▶ **Exercise aim**:
Transcribe each record below word for word.

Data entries
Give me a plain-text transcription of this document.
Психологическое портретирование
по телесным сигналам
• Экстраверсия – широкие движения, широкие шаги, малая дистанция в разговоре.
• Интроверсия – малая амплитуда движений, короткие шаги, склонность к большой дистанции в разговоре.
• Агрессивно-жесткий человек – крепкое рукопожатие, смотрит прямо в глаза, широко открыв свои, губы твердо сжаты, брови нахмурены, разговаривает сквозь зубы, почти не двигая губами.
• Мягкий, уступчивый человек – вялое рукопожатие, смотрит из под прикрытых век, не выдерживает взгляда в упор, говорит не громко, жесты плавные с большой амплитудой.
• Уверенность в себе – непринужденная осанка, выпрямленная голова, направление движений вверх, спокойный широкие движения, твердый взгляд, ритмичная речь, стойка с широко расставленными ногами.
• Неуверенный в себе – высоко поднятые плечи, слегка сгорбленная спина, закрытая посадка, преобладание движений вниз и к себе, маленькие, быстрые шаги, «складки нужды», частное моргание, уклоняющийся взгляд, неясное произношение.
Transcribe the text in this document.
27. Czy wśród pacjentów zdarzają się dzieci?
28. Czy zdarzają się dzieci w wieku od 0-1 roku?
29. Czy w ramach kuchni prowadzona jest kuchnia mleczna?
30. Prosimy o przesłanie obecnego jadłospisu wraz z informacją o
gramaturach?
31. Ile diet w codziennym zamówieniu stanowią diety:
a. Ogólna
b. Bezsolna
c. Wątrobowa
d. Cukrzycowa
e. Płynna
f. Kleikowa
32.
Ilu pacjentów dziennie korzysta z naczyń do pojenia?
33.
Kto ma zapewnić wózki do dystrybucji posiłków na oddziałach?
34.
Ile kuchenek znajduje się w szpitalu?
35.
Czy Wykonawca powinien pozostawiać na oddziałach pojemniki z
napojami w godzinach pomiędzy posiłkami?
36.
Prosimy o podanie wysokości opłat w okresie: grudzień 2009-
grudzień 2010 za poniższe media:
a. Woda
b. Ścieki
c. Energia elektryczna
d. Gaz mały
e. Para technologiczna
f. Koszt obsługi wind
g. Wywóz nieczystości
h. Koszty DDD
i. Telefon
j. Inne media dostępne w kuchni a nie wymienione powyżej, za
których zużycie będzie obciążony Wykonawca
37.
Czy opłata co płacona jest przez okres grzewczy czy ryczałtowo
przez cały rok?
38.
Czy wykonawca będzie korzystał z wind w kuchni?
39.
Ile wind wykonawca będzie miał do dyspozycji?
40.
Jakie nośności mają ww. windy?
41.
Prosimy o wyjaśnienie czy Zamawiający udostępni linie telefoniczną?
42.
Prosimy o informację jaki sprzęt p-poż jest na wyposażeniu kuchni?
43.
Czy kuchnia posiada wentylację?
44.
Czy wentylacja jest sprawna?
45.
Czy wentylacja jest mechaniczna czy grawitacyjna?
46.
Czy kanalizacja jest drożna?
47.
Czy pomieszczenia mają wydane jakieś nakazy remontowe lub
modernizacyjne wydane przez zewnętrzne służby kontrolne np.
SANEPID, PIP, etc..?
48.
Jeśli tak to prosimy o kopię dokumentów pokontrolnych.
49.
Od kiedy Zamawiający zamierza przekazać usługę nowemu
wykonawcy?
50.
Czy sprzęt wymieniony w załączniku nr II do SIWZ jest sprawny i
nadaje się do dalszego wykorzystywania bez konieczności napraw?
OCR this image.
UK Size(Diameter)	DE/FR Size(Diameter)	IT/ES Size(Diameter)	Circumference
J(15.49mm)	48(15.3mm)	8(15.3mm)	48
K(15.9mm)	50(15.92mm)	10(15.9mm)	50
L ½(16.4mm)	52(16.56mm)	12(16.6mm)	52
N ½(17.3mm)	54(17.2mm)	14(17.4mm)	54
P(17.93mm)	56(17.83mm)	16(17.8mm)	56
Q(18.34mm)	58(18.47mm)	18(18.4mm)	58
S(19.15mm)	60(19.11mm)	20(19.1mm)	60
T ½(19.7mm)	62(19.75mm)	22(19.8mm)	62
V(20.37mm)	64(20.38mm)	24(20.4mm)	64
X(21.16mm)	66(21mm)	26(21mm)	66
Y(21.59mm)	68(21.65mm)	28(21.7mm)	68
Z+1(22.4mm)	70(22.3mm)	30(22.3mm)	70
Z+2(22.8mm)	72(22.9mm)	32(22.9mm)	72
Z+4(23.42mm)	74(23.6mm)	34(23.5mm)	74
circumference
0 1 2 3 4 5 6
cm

▶ **Result for this task**:
Give me a plain-text transcription of this document.
Психологическое портретирование
по телесным сигналам
• Экстраверсия – широкие движения, широкие шаги, малая дистанция в разговоре.
• Интроверсия – малая амплитуда движений, короткие шаги, склонность к большой дистанции в разговоре.
• Агрессивно-жесткий человек – крепкое рукопожатие, смотрит прямо в глаза, широко открыв свои, губы твердо сжаты, брови нахмурены, разговаривает сквозь зубы, почти не двигая губами.
• Мягкий, уступчивый человек – вялое рукопожатие, смотрит из под прикрытых век, не выдерживает взгляда в упор, говорит не громко, жесты плавные с большой амплитудой.
• Уверенность в себе – непринужденная осанка, выпрямленная голова, направление движений вверх, спокойный широкие движения, твердый взгляд, ритмичная речь, стойка с широко расставленными ногами.
• Неуверенный в себе – высоко поднятые плечи, слегка сгорбленная спина, закрытая посадка, преобладание движений вниз и к себе, маленькие, быстрые шаги, «складки нужды», частное моргание, уклоняющийся взгляд, неясное произношение.
Transcribe the text in this document.
27. Czy wśród pacjentów zdarzają się dzieci?
28. Czy zdarzają się dzieci w wieku od 0-1 roku?
29. Czy w ramach kuchni prowadzona jest kuchnia mleczna?
30. Prosimy o przesłanie obecnego jadłospisu wraz z informacją o
gramaturach?
31. Ile diet w codziennym zamówieniu stanowią diety:
a. Ogólna
b. Bezsolna
c. Wątrobowa
d. Cukrzycowa
e. Płynna
f. Kleikowa
32.
Ilu pacjentów dziennie korzysta z naczyń do pojenia?
33.
Kto ma zapewnić wózki do dystrybucji posiłków na oddziałach?
34.
Ile kuchenek znajduje się w szpitalu?
35.
Czy Wykonawca powinien pozostawiać na oddziałach pojemniki z
napojami w godzinach pomiędzy posiłkami?
36.
Prosimy o podanie wysokości opłat w okresie: grudzień 2009-
grudzień 2010 za poniższe media:
a. Woda
b. Ścieki
c. Energia elektryczna
d. Gaz mały
e. Para technologiczna
f. Koszt obsługi wind
g. Wywóz nieczystości
h. Koszty DDD
i. Telefon
j. Inne media dostępne w kuchni a nie wymienione powyżej, za
których zużycie będzie obciążony Wykonawca
37.
Czy opłata co płacona jest przez okres grzewczy czy ryczałtowo
przez cały rok?
38.
Czy wykonawca będzie korzystał z wind w kuchni?
39.
Ile wind wykonawca będzie miał do dyspozycji?
40.
Jakie nośności mają ww. windy?
41.
Prosimy o wyjaśnienie czy Zamawiający udostępni linie telefoniczną?
42.
Prosimy o informację jaki sprzęt p-poż jest na wyposażeniu kuchni?
43.
Czy kuchnia posiada wentylację?
44.
Czy wentylacja jest sprawna?
45.
Czy wentylacja jest mechaniczna czy grawitacyjna?
46.
Czy kanalizacja jest drożna?
47.
Czy pomieszczenia mają wydane jakieś nakazy remontowe lub
modernizacyjne wydane przez zewnętrzne służby kontrolne np.
SANEPID, PIP, etc..?
48.
Jeśli tak to prosimy o kopię dokumentów pokontrolnych.
49.
Od kiedy Zamawiający zamierza przekazać usługę nowemu
wykonawcy?
50.
Czy sprzęt wymieniony w załączniku nr II do SIWZ jest sprawny i
nadaje się do dalszego wykorzystywania bez konieczności napraw?
OCR this image.
UK Size(Diameter)	DE/FR Size(Diameter)	IT/ES Size(Diameter)	Circumference
J(15.49mm)	48(15.3mm)	8(15.3mm)	48
K(15.9mm)	50(15.92mm)	10(15.9mm)	50
L ½(16.4mm)	52(16.56mm)	12(16.6mm)	52
N ½(17.3mm)	54(17.2mm)	14(17.4mm)	54
P(17.93mm)	56(17.83mm)	16(17.8mm)	56
Q(18.34mm)	58(18.47mm)	18(18.4mm)	58
S(19.15mm)	60(19.11mm)	20(19.1mm)	60
T ½(19.7mm)	62(19.75mm)	22(19.8mm)	62
V(20.37mm)	64(20.38mm)	24(20.4mm)	64
X(21.16mm)	66(21mm)	26(21mm)	66
Y(21.59mm)	68(21.65mm)	28(21.7mm)	68
Z+1(22.4mm)	70(22.3mm)	30(22.3mm)	70
Z+2(22.8mm)	72(22.9mm)	32(22.9mm)	72
Z+4(23.42mm)	74(23.6mm)	34(23.5mm)	74
circumference
0 1 2 3 4 5 6
cm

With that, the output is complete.